PROBLEM DETAILS>
Every line that holds "United" should be shown.

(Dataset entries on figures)
* * * * *
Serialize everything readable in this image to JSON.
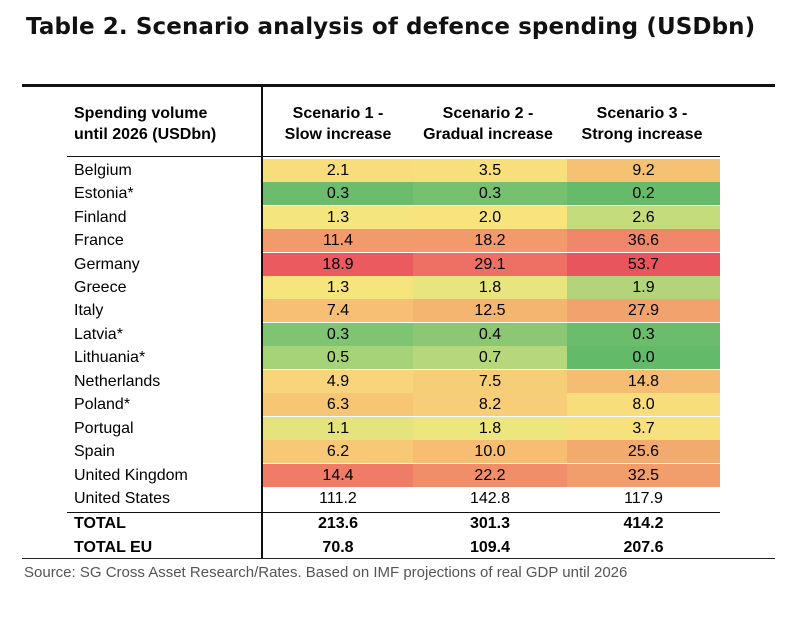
{
  "title": "Table 2. Scenario analysis of defence spending (USDbn)",
  "header": {
    "first": "Spending volume\nuntil 2026 (USDbn)",
    "scenarios": [
      "Scenario 1 -\nSlow increase",
      "Scenario 2 -\nGradual increase",
      "Scenario 3 -\nStrong increase"
    ]
  },
  "rows": [
    {
      "country": "Belgium",
      "values": [
        "2.1",
        "3.5",
        "9.2"
      ],
      "colors": [
        "#f8de7b",
        "#f7df7b",
        "#f5c274"
      ]
    },
    {
      "country": "Estonia*",
      "values": [
        "0.3",
        "0.3",
        "0.2"
      ],
      "colors": [
        "#6bbd6d",
        "#76c170",
        "#66bb6a"
      ]
    },
    {
      "country": "Finland",
      "values": [
        "1.3",
        "2.0",
        "2.6"
      ],
      "colors": [
        "#f5e57e",
        "#f8e37c",
        "#c5dc7d"
      ]
    },
    {
      "country": "France",
      "values": [
        "11.4",
        "18.2",
        "36.6"
      ],
      "colors": [
        "#f29a6b",
        "#f29a6c",
        "#f0866a"
      ]
    },
    {
      "country": "Germany",
      "values": [
        "18.9",
        "29.1",
        "53.7"
      ],
      "colors": [
        "#ea5a5f",
        "#ee6f63",
        "#e9555d"
      ]
    },
    {
      "country": "Greece",
      "values": [
        "1.3",
        "1.8",
        "1.9"
      ],
      "colors": [
        "#f6e47d",
        "#e8e47e",
        "#b3d47a"
      ]
    },
    {
      "country": "Italy",
      "values": [
        "7.4",
        "12.5",
        "27.9"
      ],
      "colors": [
        "#f6bf73",
        "#f4b571",
        "#f2a26c"
      ]
    },
    {
      "country": "Latvia*",
      "values": [
        "0.3",
        "0.4",
        "0.3"
      ],
      "colors": [
        "#7fc472",
        "#8cc874",
        "#6cbd6b"
      ]
    },
    {
      "country": "Lithuania*",
      "values": [
        "0.5",
        "0.7",
        "0.0"
      ],
      "colors": [
        "#a6d278",
        "#b7d87a",
        "#63ba69"
      ]
    },
    {
      "country": "Netherlands",
      "values": [
        "4.9",
        "7.5",
        "14.8"
      ],
      "colors": [
        "#f8d47a",
        "#f7ce78",
        "#f5bd73"
      ]
    },
    {
      "country": "Poland*",
      "values": [
        "6.3",
        "8.2",
        "8.0"
      ],
      "colors": [
        "#f7c675",
        "#f8cd77",
        "#f8dd7c"
      ]
    },
    {
      "country": "Portugal",
      "values": [
        "1.1",
        "1.8",
        "3.7"
      ],
      "colors": [
        "#e5e37e",
        "#ede57e",
        "#f7e17c"
      ]
    },
    {
      "country": "Spain",
      "values": [
        "6.2",
        "10.0",
        "25.6"
      ],
      "colors": [
        "#f7c876",
        "#f6bd73",
        "#f3aa6e"
      ]
    },
    {
      "country": "United Kingdom",
      "values": [
        "14.4",
        "22.2",
        "32.5"
      ],
      "colors": [
        "#ee7c66",
        "#f08e69",
        "#f19d6c"
      ]
    },
    {
      "country": "United States",
      "values": [
        "111.2",
        "142.8",
        "117.9"
      ],
      "colors": [
        "#ffffff",
        "#ffffff",
        "#ffffff"
      ]
    },
    {
      "country": "TOTAL",
      "values": [
        "213.6",
        "301.3",
        "414.2"
      ],
      "colors": [
        "#ffffff",
        "#ffffff",
        "#ffffff"
      ],
      "total": true
    },
    {
      "country": "TOTAL EU",
      "values": [
        "70.8",
        "109.4",
        "207.6"
      ],
      "colors": [
        "#ffffff",
        "#ffffff",
        "#ffffff"
      ],
      "total": true
    }
  ],
  "source": "Source: SG Cross Asset Research/Rates. Based on IMF projections of real GDP until 2026"
}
* * * * *
OUTPUT FOR THIS TASK>
      "country": "United Kingdom",
      "country": "United States",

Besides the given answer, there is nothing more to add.